--- EXTRAIT FOURNI ---
################

L'Explication Prémisse
Cet article permet à l'autorité administrative (en pratique le préfet ou un de ses services) d'ordonner, par décision motivée, la fermeture temporaire d'un établissement quand elle a connaissance d'un procès‑verbal ou d'un rapport de contrôle constatant certaines infractions (celles visées aux 1° à 4° de l'article L.8211‑1). La fermeture peut durer au maximum trois mois et doit être justifiée par la proportion de salariés concernés, la répétition ou la gravité des faits. L'autorité avise le procureur ; la fermeture est levée de plein droit si le prévenu est relaxé ou fait l'objet d'un non‑lieu. Si une fermeture administrative a été prononcée avant une condamnation, sa durée est déduite, dans la limite de cinq ans, de la peine complémentaire de fermeture que pourrait prononcer la juridiction pénale. L'administration peut aussi saisir conservatoirement le matériel professionnel des contrevenants. Pour les activités sur chantiers ou hors siège, la mesure prend la forme d'un arrêt de l'activité sur le site concerné. Les détails d'application sont fixés par décret.
Un inspecteur du travail constate lors d'un contrôle qu'une entreprise de nettoyage emploie plusieurs salariés « au noir » (rapport établissant les faits relevant des infractions visées par L.8211‑1). Compte tenu du nombre de salariés concernés et du caractère répété des pratiques, le préfet prend une décision motivée de fermeture temporaire du local de l'entreprise pour deux mois et fait saisir à titre conservatoire du matériel professionnel détenu sur place. Le procureur est informé. Si, lors du procès, l'entreprise est relaxée, la fermeture administrative est levée automatiquement ; si elle est condamnée et qu'une peine complémentaire de fermeture est prononcée, la durée déjà effectuée est imputée sur cette peine (dans les limites prévues). Si l'infraction avait été commise sur un chantier, la mesure se serait traduite par l'arrêt immédiat des travaux sur ce site.
- Autorité compétente : l'autorité administrative (souvent le préfet) peut ordonner la fermeture temporaire.
- Conditions : décision motivée ; proportion de salariés concernés, répétition ou gravité des faits doivent justifier la mesure.
- Durée : fermeture temporaire limitée à 3 mois maximum.
- Information du parquet : l'autorité avise sans délai le procureur de la République.
- Effet d'une décision judiciaire : la fermeture est levée automatiquement en cas de relaxe ou de non‑lieu.
- Imputation sur peine pénale : si fermeture administrative antérieure au jugement, sa durée s'impute sur la peine complémentaire de fermeture prononcée par le juge, dans une limite de 5 ans.
- Mesures complémentaires : possible saisie conservatoire du matériel professionnel.
- Modalités pour chantiers : sur sites (arrêt d'activité sur le site) ; si le site est clos ou l'activité interrompue, l'arrêt peut porter sur un autre site.
- Nature préventive : mesure administrative et provisoire, distincte de la procédure pénale mais pouvant être prise avant jugement.
- Mise en œuvre : modalités détaillées fixées par décret en Conseil d'État (recours possibles devant le juge administratif en cas de contestation).

################

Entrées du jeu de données
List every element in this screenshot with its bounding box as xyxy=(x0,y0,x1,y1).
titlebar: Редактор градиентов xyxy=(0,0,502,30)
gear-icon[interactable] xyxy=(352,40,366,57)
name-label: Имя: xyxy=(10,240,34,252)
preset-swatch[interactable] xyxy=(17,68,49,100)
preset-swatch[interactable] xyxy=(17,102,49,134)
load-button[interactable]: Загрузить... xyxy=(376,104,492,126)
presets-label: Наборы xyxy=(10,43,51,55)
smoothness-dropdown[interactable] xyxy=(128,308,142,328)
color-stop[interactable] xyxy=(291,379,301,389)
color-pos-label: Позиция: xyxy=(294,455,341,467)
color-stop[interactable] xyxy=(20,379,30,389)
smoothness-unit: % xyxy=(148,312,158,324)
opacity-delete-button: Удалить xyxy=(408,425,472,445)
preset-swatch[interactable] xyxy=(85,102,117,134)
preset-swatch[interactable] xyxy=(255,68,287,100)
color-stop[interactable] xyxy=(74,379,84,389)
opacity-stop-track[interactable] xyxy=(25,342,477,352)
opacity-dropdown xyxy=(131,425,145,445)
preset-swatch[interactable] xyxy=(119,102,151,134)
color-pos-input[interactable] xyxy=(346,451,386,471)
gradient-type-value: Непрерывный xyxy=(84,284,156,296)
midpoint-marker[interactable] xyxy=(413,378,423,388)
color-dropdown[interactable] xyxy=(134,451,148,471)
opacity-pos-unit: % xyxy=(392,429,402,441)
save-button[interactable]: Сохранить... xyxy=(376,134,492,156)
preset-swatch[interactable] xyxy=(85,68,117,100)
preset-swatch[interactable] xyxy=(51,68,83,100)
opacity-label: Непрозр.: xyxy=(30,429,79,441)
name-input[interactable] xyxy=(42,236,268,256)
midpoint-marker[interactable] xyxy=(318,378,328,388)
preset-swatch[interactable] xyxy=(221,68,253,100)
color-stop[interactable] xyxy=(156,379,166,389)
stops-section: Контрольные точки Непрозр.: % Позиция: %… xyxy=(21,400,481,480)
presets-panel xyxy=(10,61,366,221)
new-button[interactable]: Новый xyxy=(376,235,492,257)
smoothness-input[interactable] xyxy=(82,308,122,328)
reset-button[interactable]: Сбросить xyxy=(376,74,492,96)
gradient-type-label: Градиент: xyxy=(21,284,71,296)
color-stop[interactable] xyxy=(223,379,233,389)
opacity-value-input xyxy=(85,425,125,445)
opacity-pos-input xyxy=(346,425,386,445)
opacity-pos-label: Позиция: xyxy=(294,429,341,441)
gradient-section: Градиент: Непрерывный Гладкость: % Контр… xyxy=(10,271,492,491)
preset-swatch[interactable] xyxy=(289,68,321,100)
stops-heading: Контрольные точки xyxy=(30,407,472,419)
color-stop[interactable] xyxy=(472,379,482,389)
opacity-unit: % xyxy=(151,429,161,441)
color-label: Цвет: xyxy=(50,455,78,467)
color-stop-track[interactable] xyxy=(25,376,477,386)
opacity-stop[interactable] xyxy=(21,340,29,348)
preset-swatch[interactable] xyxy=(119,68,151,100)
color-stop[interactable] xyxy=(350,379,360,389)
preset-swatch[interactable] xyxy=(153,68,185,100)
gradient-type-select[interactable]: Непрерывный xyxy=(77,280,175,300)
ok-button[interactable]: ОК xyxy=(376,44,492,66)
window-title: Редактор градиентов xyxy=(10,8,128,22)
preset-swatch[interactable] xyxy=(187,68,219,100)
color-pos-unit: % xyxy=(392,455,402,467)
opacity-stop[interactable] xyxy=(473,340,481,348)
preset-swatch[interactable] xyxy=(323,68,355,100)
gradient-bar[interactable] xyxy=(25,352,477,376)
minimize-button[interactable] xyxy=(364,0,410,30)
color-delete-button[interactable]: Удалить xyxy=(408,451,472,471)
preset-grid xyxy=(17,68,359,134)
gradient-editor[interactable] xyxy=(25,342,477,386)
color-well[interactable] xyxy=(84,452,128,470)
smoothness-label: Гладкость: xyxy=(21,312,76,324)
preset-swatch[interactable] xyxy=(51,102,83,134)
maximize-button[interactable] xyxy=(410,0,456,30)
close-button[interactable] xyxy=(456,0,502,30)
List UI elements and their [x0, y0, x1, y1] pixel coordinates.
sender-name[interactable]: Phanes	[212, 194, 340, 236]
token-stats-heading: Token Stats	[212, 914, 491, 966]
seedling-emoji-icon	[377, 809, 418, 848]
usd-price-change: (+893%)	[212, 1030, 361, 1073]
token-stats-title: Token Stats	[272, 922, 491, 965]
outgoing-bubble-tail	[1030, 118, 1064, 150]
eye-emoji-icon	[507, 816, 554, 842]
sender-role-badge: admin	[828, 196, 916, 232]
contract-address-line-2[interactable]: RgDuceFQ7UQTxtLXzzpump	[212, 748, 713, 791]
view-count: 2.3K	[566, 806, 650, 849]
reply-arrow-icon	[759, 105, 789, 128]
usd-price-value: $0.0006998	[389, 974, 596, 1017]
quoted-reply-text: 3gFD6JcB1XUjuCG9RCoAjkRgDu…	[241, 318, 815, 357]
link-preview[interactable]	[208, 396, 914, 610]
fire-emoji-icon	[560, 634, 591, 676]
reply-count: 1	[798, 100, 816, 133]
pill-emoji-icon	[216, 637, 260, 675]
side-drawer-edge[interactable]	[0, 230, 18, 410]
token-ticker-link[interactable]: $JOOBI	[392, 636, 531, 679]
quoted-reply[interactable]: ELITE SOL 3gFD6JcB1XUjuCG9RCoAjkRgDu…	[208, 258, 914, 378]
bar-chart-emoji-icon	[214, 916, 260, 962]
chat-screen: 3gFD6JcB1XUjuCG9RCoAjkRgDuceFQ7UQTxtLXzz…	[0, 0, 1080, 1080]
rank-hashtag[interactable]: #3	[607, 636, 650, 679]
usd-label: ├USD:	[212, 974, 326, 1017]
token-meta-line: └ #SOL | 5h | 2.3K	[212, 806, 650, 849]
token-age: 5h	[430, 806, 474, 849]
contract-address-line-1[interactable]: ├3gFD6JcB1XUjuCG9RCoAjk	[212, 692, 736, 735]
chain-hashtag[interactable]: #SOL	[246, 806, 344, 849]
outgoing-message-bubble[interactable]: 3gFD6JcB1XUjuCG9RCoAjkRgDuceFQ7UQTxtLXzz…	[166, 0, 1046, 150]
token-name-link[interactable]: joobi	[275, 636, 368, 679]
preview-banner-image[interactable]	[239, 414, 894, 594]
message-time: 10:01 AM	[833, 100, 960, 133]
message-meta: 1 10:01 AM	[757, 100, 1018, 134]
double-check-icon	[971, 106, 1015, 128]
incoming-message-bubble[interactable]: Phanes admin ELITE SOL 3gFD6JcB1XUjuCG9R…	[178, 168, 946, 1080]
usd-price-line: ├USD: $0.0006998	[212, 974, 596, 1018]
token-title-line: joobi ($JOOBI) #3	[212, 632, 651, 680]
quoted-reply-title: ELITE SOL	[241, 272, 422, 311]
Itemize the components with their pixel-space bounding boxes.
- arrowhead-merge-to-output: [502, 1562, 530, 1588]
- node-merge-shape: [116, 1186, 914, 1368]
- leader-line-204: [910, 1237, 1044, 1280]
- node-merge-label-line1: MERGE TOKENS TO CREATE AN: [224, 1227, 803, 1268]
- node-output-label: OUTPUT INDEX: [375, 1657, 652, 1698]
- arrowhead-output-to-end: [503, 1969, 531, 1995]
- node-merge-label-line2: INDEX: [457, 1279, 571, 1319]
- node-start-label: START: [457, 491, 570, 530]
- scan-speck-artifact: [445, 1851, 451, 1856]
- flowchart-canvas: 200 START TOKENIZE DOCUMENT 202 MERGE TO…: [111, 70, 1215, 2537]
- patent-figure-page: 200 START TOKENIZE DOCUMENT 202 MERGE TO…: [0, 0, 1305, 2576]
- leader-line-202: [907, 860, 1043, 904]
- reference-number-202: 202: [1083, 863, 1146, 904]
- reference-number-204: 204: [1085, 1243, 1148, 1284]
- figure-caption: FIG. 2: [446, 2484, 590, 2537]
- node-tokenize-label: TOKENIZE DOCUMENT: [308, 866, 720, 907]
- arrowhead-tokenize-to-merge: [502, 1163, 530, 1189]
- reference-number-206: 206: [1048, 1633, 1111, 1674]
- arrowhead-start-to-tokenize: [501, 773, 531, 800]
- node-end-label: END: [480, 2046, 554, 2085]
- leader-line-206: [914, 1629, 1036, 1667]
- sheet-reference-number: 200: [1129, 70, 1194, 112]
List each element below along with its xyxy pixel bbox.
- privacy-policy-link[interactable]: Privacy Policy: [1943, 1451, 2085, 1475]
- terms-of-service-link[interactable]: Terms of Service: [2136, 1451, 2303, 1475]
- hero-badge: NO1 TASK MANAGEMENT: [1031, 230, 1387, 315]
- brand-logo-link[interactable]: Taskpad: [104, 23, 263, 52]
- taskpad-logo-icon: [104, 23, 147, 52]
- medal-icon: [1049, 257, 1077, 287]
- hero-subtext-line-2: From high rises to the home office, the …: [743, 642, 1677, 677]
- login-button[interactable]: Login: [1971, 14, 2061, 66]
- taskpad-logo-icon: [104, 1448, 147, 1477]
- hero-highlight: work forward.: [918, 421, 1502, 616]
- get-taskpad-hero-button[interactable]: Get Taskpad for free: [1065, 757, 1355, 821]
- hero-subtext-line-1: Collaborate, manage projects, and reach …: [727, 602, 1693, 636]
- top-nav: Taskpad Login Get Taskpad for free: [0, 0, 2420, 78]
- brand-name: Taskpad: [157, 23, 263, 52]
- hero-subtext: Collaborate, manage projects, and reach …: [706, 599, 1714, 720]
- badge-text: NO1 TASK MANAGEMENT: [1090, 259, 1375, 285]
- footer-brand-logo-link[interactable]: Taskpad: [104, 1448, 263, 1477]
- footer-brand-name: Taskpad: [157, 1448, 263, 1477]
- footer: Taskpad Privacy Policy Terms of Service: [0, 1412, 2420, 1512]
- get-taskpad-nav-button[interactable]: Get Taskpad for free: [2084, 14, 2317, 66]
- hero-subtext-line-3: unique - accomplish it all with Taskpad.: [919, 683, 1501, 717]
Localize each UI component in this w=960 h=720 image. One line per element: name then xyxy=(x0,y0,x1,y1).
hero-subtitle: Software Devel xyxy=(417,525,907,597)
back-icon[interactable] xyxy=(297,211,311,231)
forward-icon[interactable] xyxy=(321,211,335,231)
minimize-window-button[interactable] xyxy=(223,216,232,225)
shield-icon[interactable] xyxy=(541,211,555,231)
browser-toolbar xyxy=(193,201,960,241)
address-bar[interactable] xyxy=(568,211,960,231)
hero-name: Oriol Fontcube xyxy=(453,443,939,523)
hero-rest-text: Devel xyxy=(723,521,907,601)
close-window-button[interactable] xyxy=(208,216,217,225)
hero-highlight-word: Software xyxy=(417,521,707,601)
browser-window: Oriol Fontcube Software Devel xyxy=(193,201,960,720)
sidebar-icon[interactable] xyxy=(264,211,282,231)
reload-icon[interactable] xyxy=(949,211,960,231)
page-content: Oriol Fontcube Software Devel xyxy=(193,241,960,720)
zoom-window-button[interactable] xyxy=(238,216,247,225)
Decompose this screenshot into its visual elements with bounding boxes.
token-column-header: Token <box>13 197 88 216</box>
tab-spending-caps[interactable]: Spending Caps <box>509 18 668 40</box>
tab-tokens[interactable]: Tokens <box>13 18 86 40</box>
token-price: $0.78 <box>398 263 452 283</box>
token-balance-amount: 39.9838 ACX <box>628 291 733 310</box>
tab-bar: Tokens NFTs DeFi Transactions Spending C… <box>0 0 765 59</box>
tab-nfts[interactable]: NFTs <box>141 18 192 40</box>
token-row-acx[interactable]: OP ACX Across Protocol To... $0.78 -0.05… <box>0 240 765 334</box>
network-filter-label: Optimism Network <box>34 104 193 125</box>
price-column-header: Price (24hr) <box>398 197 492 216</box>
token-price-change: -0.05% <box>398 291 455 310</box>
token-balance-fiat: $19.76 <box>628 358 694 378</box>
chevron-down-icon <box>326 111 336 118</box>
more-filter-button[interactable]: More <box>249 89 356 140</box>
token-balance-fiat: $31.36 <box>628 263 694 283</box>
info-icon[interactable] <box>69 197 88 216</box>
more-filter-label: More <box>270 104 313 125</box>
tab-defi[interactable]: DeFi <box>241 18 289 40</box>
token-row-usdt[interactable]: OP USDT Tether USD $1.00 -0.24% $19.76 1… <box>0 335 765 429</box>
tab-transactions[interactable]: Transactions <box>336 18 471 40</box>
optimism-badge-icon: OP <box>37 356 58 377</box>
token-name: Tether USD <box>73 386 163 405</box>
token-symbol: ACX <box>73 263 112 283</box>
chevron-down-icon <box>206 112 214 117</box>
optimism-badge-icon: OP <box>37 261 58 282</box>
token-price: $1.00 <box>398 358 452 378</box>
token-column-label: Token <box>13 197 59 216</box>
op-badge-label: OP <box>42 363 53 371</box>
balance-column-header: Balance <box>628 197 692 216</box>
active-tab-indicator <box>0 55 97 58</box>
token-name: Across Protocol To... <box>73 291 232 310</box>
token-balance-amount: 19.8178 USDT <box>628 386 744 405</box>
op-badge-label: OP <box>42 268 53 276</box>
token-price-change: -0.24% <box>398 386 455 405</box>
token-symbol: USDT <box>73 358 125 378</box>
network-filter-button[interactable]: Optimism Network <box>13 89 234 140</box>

################

--- DÉTAILS DE L'EXERCICE ---
Extrais mot pour mot, dans le texte sur la fermeture administrative, le passage qui commence à « - Information du » et se termine à « un autre site. ».

--- RÉSULTAT DE L'EXERCICE ---
- Information du parquet : l'autorité avise sans délai le procureur de la République.
- Effet d'une décision judiciaire : la fermeture est levée automatiquement en cas de relaxe ou de non‑lieu.
- Imputation sur peine pénale : si fermeture administrative antérieure au jugement, sa durée s'impute sur la peine complémentaire de fermeture prononcée par le juge, dans une limite de 5 ans.
- Mesures complémentaires : possible saisie conservatoire du matériel professionnel.
- Modalités pour chantiers : sur sites (arrêt d'activité sur le site) ; si le site est clos ou l'activité interrompue, l'arrêt peut porter sur un autre site.